### INSTRUCTIONS FOR THE TASK:
Pictures stay out of your copy, but everything else in the records below must be repeated exactly.

### SUPPLIED MATERIAL:

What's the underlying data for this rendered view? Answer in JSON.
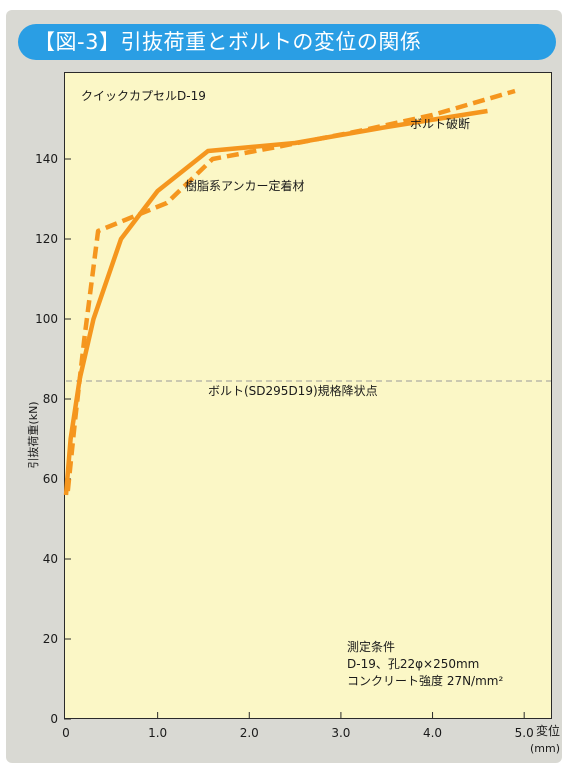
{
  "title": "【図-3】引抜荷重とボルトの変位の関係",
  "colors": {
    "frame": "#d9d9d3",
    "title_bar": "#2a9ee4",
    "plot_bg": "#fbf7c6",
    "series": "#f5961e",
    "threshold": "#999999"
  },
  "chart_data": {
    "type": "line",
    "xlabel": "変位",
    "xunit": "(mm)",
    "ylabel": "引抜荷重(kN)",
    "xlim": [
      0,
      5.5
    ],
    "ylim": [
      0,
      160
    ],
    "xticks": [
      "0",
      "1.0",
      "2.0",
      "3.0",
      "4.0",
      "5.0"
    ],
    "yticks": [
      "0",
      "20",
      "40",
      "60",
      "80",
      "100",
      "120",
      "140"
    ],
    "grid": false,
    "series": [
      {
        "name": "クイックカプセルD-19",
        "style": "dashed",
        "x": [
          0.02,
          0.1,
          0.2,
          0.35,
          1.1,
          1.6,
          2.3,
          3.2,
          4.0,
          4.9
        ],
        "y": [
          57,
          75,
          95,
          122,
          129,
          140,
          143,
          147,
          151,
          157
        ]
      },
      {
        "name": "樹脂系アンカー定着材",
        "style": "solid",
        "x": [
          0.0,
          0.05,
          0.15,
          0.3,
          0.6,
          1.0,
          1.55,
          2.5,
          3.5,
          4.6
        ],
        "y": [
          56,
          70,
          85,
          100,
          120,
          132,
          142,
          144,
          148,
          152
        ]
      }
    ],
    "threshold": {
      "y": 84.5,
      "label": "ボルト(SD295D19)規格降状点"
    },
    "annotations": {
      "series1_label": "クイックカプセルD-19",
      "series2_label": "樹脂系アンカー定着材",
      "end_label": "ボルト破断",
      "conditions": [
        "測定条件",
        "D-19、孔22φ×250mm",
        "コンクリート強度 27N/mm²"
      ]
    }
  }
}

### RESPONSE FOR THIS EXERCISE:
What's the underlying data for this rendered view? Answer in JSON.
{
  "title": "【図-3】引抜荷重とボルトの変位の関係",
  "colors": {
    "frame": "#d9d9d3",
    "title_bar": "#2a9ee4",
    "plot_bg": "#fbf7c6",
    "series": "#f5961e",
    "threshold": "#999999"
  },
  "chart_data": {
    "type": "line",
    "xlabel": "変位",
    "xunit": "(mm)",
    "ylabel": "引抜荷重(kN)",
    "xlim": [
      0,
      5.5
    ],
    "ylim": [
      0,
      160
    ],
    "xticks": [
      "0",
      "1.0",
      "2.0",
      "3.0",
      "4.0",
      "5.0"
    ],
    "yticks": [
      "0",
      "20",
      "40",
      "60",
      "80",
      "100",
      "120",
      "140"
    ],
    "grid": false,
    "series": [
      {
        "name": "クイックカプセルD-19",
        "style": "dashed",
        "x": [
          0.02,
          0.1,
          0.2,
          0.35,
          1.1,
          1.6,
          2.3,
          3.2,
          4.0,
          4.9
        ],
        "y": [
          57,
          75,
          95,
          122,
          129,
          140,
          143,
          147,
          151,
          157
        ]
      },
      {
        "name": "樹脂系アンカー定着材",
        "style": "solid",
        "x": [
          0.0,
          0.05,
          0.15,
          0.3,
          0.6,
          1.0,
          1.55,
          2.5,
          3.5,
          4.6
        ],
        "y": [
          56,
          70,
          85,
          100,
          120,
          132,
          142,
          144,
          148,
          152
        ]
      }
    ],
    "threshold": {
      "y": 84.5,
      "label": "ボルト(SD295D19)規格降状点"
    },
    "annotations": {
      "series1_label": "クイックカプセルD-19",
      "series2_label": "樹脂系アンカー定着材",
      "end_label": "ボルト破断",
      "conditions": [
        "測定条件",
        "D-19、孔22φ×250mm",
        "コンクリート強度 27N/mm²"
      ]
    }
  }
}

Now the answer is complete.